YOUR INSTRUCTIONS –
Write out the entries below once more, exactly, with the pictures left out.

MATERIAL TO PROCESS –
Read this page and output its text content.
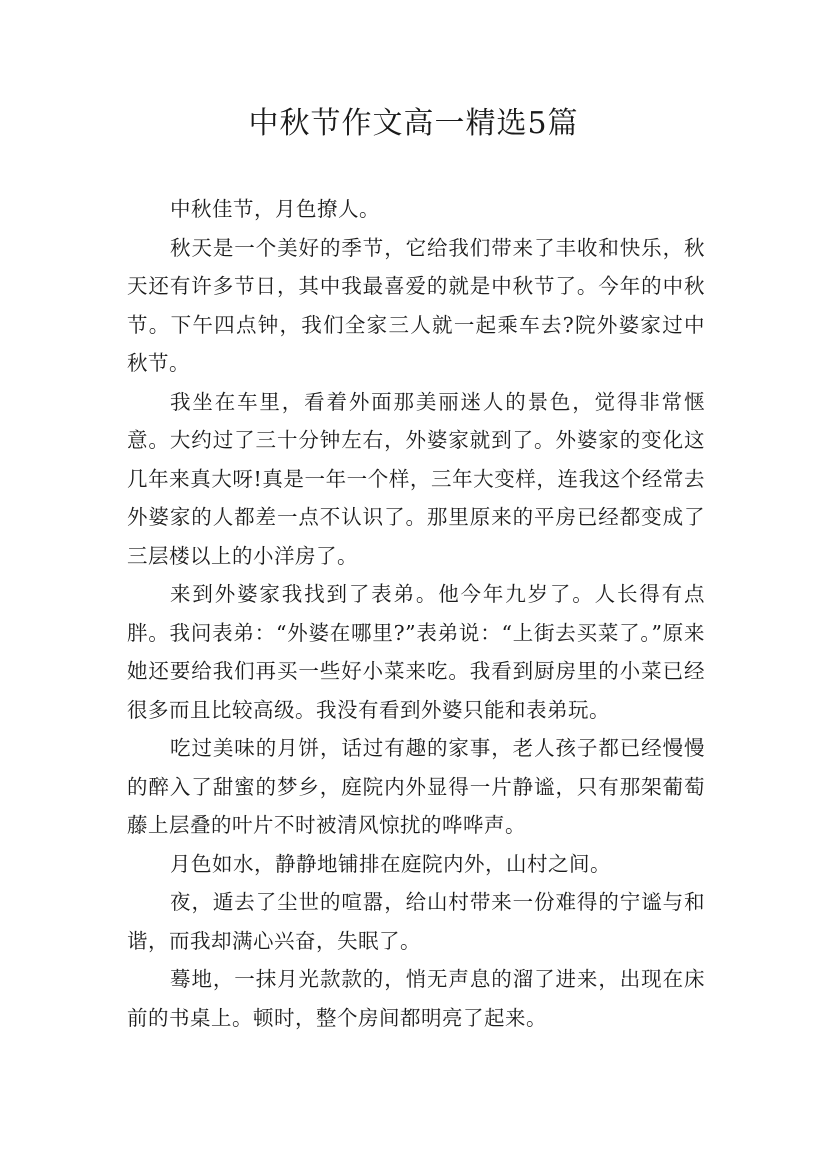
中秋节作文高一精选5篇

中秋佳节，月色撩人。

秋天是一个美好的季节，它给我们带来了丰收和快乐，秋天还有许多节日，其中我最喜爱的就是中秋节了。今年的中秋节。下午四点钟，我们全家三人就一起乘车去?院外婆家过中秋节。

我坐在车里，看着外面那美丽迷人的景色，觉得非常惬意。大约过了三十分钟左右，外婆家就到了。外婆家的变化这几年来真大呀!真是一年一个样，三年大变样，连我这个经常去外婆家的人都差一点不认识了。那里原来的平房已经都变成了三层楼以上的小洋房了。

来到外婆家我找到了表弟。他今年九岁了。人长得有点胖。我问表弟：“外婆在哪里?”表弟说：“上街去买菜了。”原来她还要给我们再买一些好小菜来吃。我看到厨房里的小菜已经很多而且比较高级。我没有看到外婆只能和表弟玩。

吃过美味的月饼，话过有趣的家事，老人孩子都已经慢慢的醉入了甜蜜的梦乡，庭院内外显得一片静谧，只有那架葡萄藤上层叠的叶片不时被清风惊扰的哗哗声。

月色如水，静静地铺排在庭院内外，山村之间。

夜，遁去了尘世的喧嚣，给山村带来一份难得的宁谧与和谐，而我却满心兴奋，失眠了。

蓦地，一抹月光款款的，悄无声息的溜了进来，出现在床前的书桌上。顿时，整个房间都明亮了起来。
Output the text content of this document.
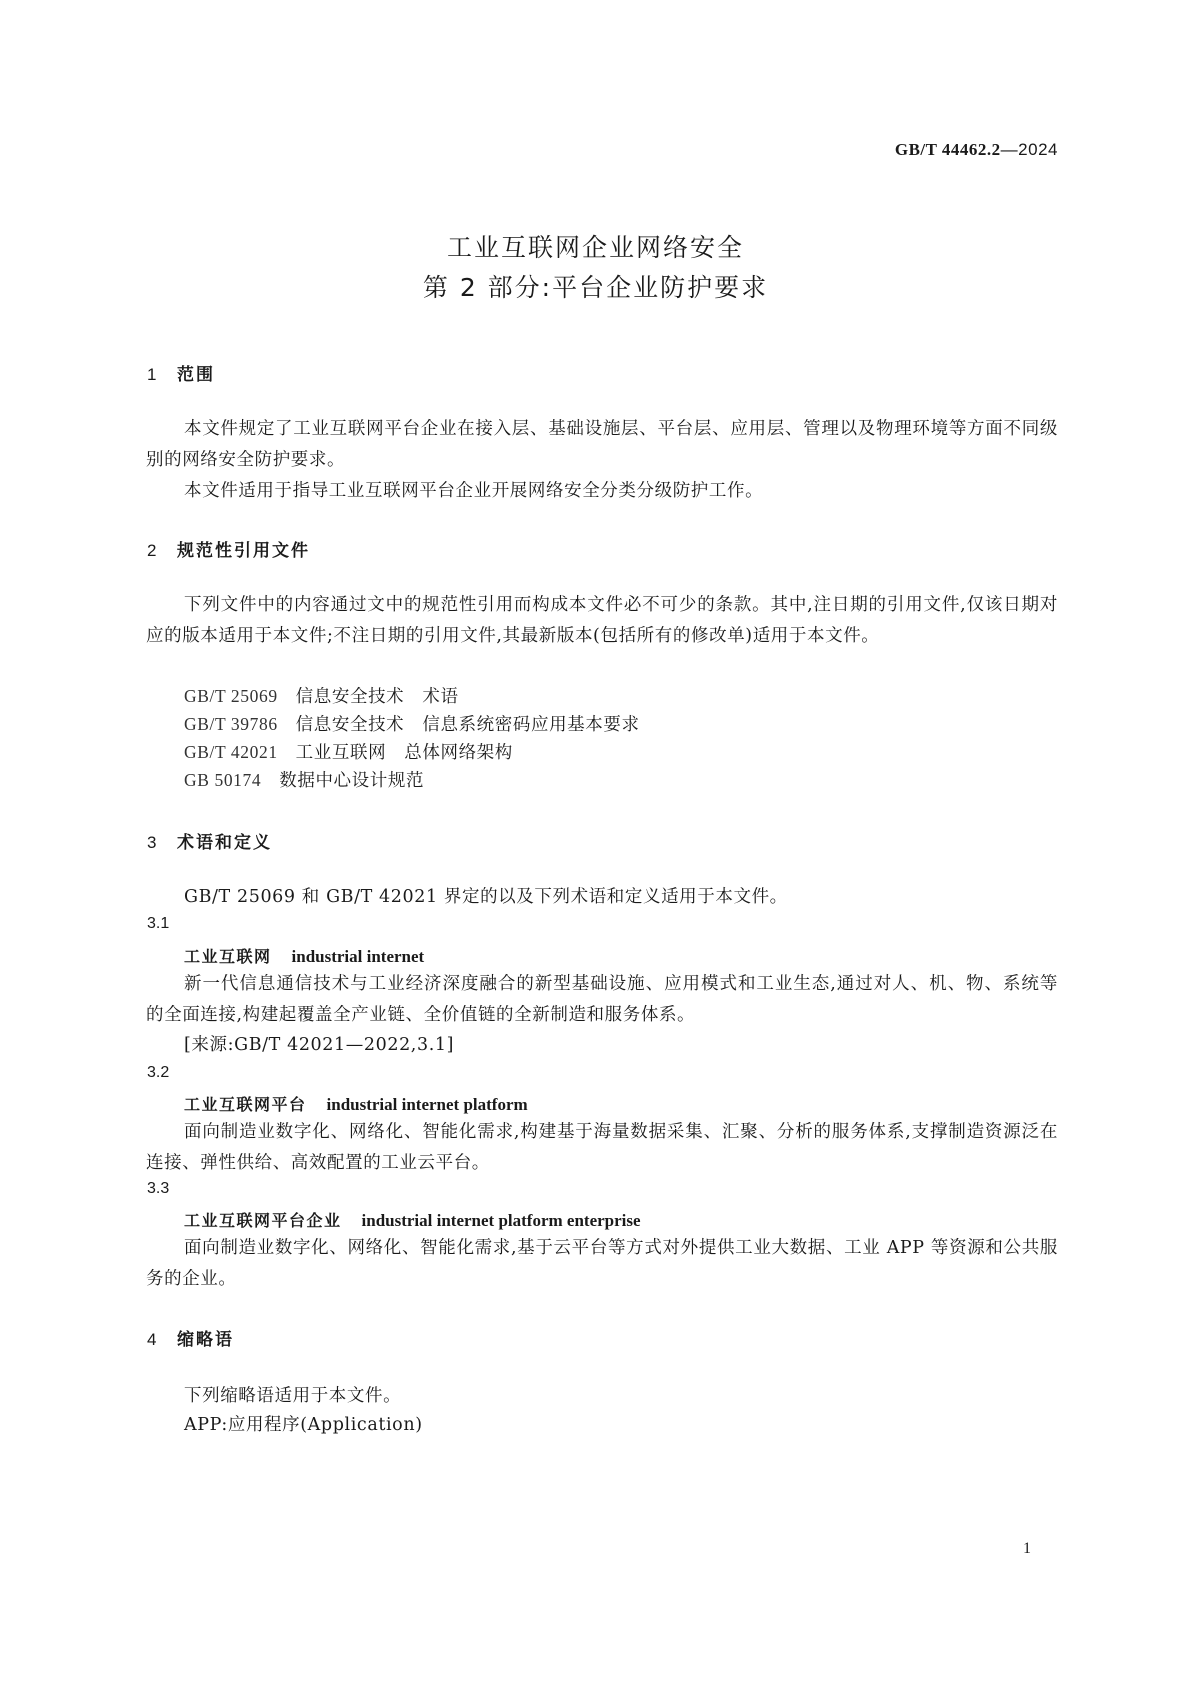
GB/T 44462.2—2024
工业互联网企业网络安全
第 2 部分:平台企业防护要求
1 范围
本文件规定了工业互联网平台企业在接入层、基础设施层、平台层、应用层、管理以及物理环境等方面不同级别的网络安全防护要求。
本文件适用于指导工业互联网平台企业开展网络安全分类分级防护工作。
2 规范性引用文件
下列文件中的内容通过文中的规范性引用而构成本文件必不可少的条款。其中,注日期的引用文件,仅该日期对应的版本适用于本文件;不注日期的引用文件,其最新版本(包括所有的修改单)适用于本文件。
GB/T 25069 信息安全技术　术语
GB/T 39786 信息安全技术　信息系统密码应用基本要求
GB/T 42021 工业互联网　总体网络架构
GB 50174 数据中心设计规范
3 术语和定义
GB/T 25069 和 GB/T 42021 界定的以及下列术语和定义适用于本文件。
3.1
工业互联网 industrial internet
新一代信息通信技术与工业经济深度融合的新型基础设施、应用模式和工业生态,通过对人、机、物、系统等的全面连接,构建起覆盖全产业链、全价值链的全新制造和服务体系。
[来源:GB/T 42021—2022,3.1]
3.2
工业互联网平台 industrial internet platform
面向制造业数字化、网络化、智能化需求,构建基于海量数据采集、汇聚、分析的服务体系,支撑制造资源泛在连接、弹性供给、高效配置的工业云平台。
3.3
工业互联网平台企业 industrial internet platform enterprise
面向制造业数字化、网络化、智能化需求,基于云平台等方式对外提供工业大数据、工业 APP 等资源和公共服务的企业。
4 缩略语
下列缩略语适用于本文件。
APP:应用程序(Application)
1
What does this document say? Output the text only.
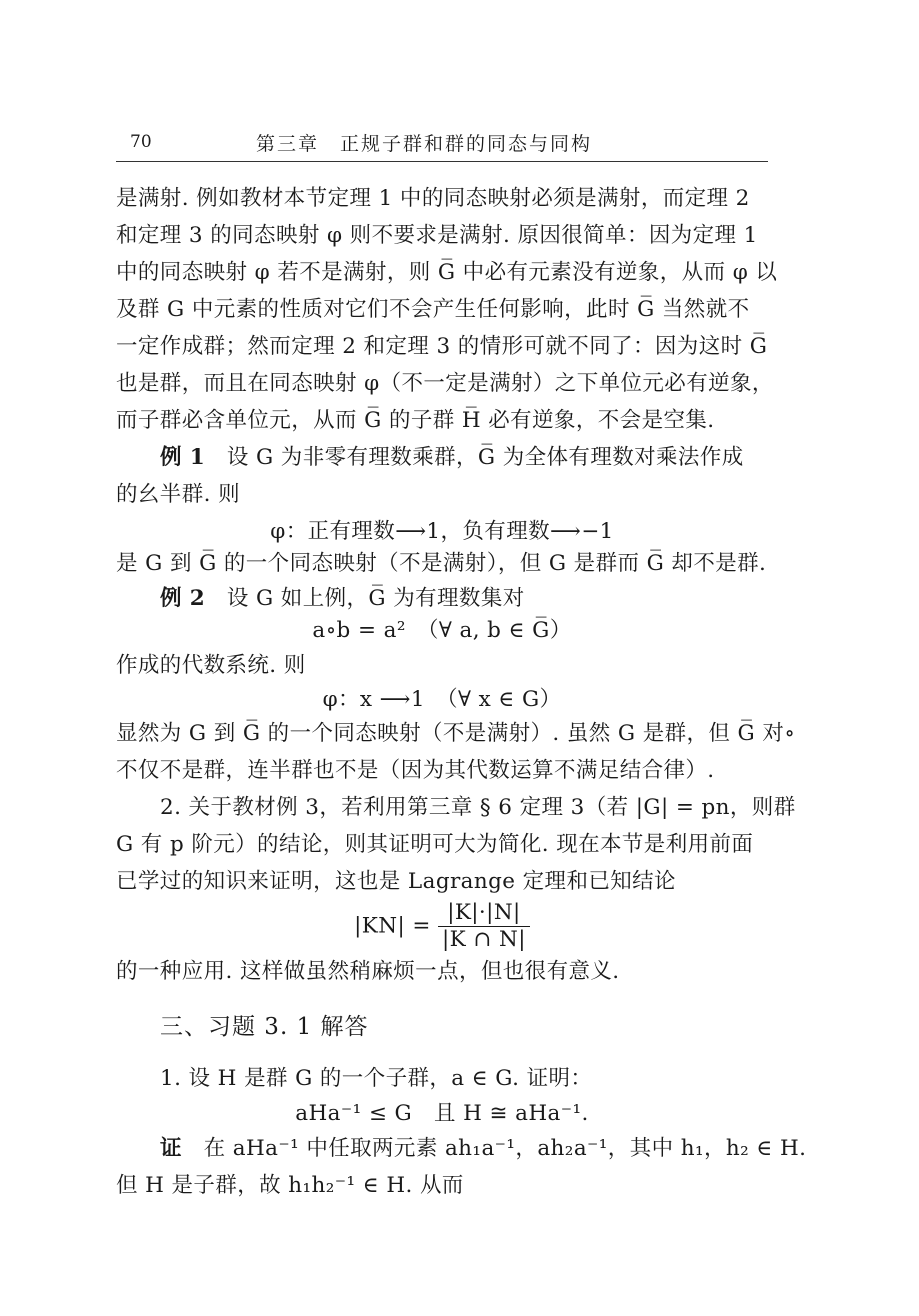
70	第三章　正规子群和群的同态与同构
是满射. 例如教材本节定理 1 中的同态映射必须是满射，而定理 2
和定理 3 的同态映射 φ 则不要求是满射. 原因很简单：因为定理 1
中的同态映射 φ 若不是满射，则 G̅ 中必有元素没有逆象，从而 φ 以
及群 G 中元素的性质对它们不会产生任何影响，此时 G̅ 当然就不
一定作成群；然而定理 2 和定理 3 的情形可就不同了：因为这时 G̅
也是群，而且在同态映射 φ（不一定是满射）之下单位元必有逆象，
而子群必含单位元，从而 G̅ 的子群 H̅ 必有逆象，不会是空集.
例 1 设 G 为非零有理数乘群，G̅ 为全体有理数对乘法作成
的幺半群. 则
φ：正有理数⟶1，负有理数⟶−1
是 G 到 G̅ 的一个同态映射（不是满射），但 G 是群而 G̅ 却不是群.
例 2 设 G 如上例，G̅ 为有理数集对
a∘b = a²　（∀ a, b ∈ G̅）
作成的代数系统. 则
φ：x ⟶1　（∀ x ∈ G）
显然为 G 到 G̅ 的一个同态映射（不是满射）. 虽然 G 是群，但 G̅ 对∘
不仅不是群，连半群也不是（因为其代数运算不满足结合律）.
2. 关于教材例 3，若利用第三章 § 6 定理 3（若 |G| = pn，则群
G 有 p 阶元）的结论，则其证明可大为简化. 现在本节是利用前面
已学过的知识来证明，这也是 Lagrange 定理和已知结论
$|KN| = \frac{|K|\cdot|N|}{|K \cap N|}$
的一种应用. 这样做虽然稍麻烦一点，但也很有意义.
三、习题 3. 1 解答
1. 设 H 是群 G 的一个子群，a ∈ G. 证明：
aHa⁻¹ ≤ G　且 H ≅ aHa⁻¹.
证 在 aHa⁻¹ 中任取两元素 ah₁a⁻¹，ah₂a⁻¹，其中 h₁，h₂ ∈ H.
但 H 是子群，故 h₁h₂⁻¹ ∈ H. 从而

TASK SOLUTION –
Read this page and output its text content.
中秋节作文高一精选5篇

中秋佳节，月色撩人。

秋天是一个美好的季节，它给我们带来了丰收和快乐，秋天还有许多节日，其中我最喜爱的就是中秋节了。今年的中秋节。下午四点钟，我们全家三人就一起乘车去?院外婆家过中秋节。

我坐在车里，看着外面那美丽迷人的景色，觉得非常惬意。大约过了三十分钟左右，外婆家就到了。外婆家的变化这几年来真大呀!真是一年一个样，三年大变样，连我这个经常去外婆家的人都差一点不认识了。那里原来的平房已经都变成了三层楼以上的小洋房了。

来到外婆家我找到了表弟。他今年九岁了。人长得有点胖。我问表弟：“外婆在哪里?”表弟说：“上街去买菜了。”原来她还要给我们再买一些好小菜来吃。我看到厨房里的小菜已经很多而且比较高级。我没有看到外婆只能和表弟玩。

吃过美味的月饼，话过有趣的家事，老人孩子都已经慢慢的醉入了甜蜜的梦乡，庭院内外显得一片静谧，只有那架葡萄藤上层叠的叶片不时被清风惊扰的哗哗声。

月色如水，静静地铺排在庭院内外，山村之间。

夜，遁去了尘世的喧嚣，给山村带来一份难得的宁谧与和谐，而我却满心兴奋，失眠了。

蓦地，一抹月光款款的，悄无声息的溜了进来，出现在床前的书桌上。顿时，整个房间都明亮了起来。
Output the text content of this document.
GB/T 44462.2—2024
工业互联网企业网络安全
第 2 部分:平台企业防护要求
1 范围
本文件规定了工业互联网平台企业在接入层、基础设施层、平台层、应用层、管理以及物理环境等方面不同级别的网络安全防护要求。
本文件适用于指导工业互联网平台企业开展网络安全分类分级防护工作。
2 规范性引用文件
下列文件中的内容通过文中的规范性引用而构成本文件必不可少的条款。其中,注日期的引用文件,仅该日期对应的版本适用于本文件;不注日期的引用文件,其最新版本(包括所有的修改单)适用于本文件。
GB/T 25069 信息安全技术　术语
GB/T 39786 信息安全技术　信息系统密码应用基本要求
GB/T 42021 工业互联网　总体网络架构
GB 50174 数据中心设计规范
3 术语和定义
GB/T 25069 和 GB/T 42021 界定的以及下列术语和定义适用于本文件。
3.1
工业互联网 industrial internet
新一代信息通信技术与工业经济深度融合的新型基础设施、应用模式和工业生态,通过对人、机、物、系统等的全面连接,构建起覆盖全产业链、全价值链的全新制造和服务体系。
[来源:GB/T 42021—2022,3.1]
3.2
工业互联网平台 industrial internet platform
面向制造业数字化、网络化、智能化需求,构建基于海量数据采集、汇聚、分析的服务体系,支撑制造资源泛在连接、弹性供给、高效配置的工业云平台。
3.3
工业互联网平台企业 industrial internet platform enterprise
面向制造业数字化、网络化、智能化需求,基于云平台等方式对外提供工业大数据、工业 APP 等资源和公共服务的企业。
4 缩略语
下列缩略语适用于本文件。
APP:应用程序(Application)
1
What does this document say? Output the text only.
70	第三章　正规子群和群的同态与同构
是满射. 例如教材本节定理 1 中的同态映射必须是满射，而定理 2
和定理 3 的同态映射 φ 则不要求是满射. 原因很简单：因为定理 1
中的同态映射 φ 若不是满射，则 G̅ 中必有元素没有逆象，从而 φ 以
及群 G 中元素的性质对它们不会产生任何影响，此时 G̅ 当然就不
一定作成群；然而定理 2 和定理 3 的情形可就不同了：因为这时 G̅
也是群，而且在同态映射 φ（不一定是满射）之下单位元必有逆象，
而子群必含单位元，从而 G̅ 的子群 H̅ 必有逆象，不会是空集.
例 1 设 G 为非零有理数乘群，G̅ 为全体有理数对乘法作成
的幺半群. 则
φ：正有理数⟶1，负有理数⟶−1
是 G 到 G̅ 的一个同态映射（不是满射），但 G 是群而 G̅ 却不是群.
例 2 设 G 如上例，G̅ 为有理数集对
a∘b = a²　（∀ a, b ∈ G̅）
作成的代数系统. 则
φ：x ⟶1　（∀ x ∈ G）
显然为 G 到 G̅ 的一个同态映射（不是满射）. 虽然 G 是群，但 G̅ 对∘
不仅不是群，连半群也不是（因为其代数运算不满足结合律）.
2. 关于教材例 3，若利用第三章 § 6 定理 3（若 |G| = pn，则群
G 有 p 阶元）的结论，则其证明可大为简化. 现在本节是利用前面
已学过的知识来证明，这也是 Lagrange 定理和已知结论
$|KN| = \frac{|K|\cdot|N|}{|K \cap N|}$
的一种应用. 这样做虽然稍麻烦一点，但也很有意义.
三、习题 3. 1 解答
1. 设 H 是群 G 的一个子群，a ∈ G. 证明：
aHa⁻¹ ≤ G　且 H ≅ aHa⁻¹.
证 在 aHa⁻¹ 中任取两元素 ah₁a⁻¹，ah₂a⁻¹，其中 h₁，h₂ ∈ H.
但 H 是子群，故 h₁h₂⁻¹ ∈ H. 从而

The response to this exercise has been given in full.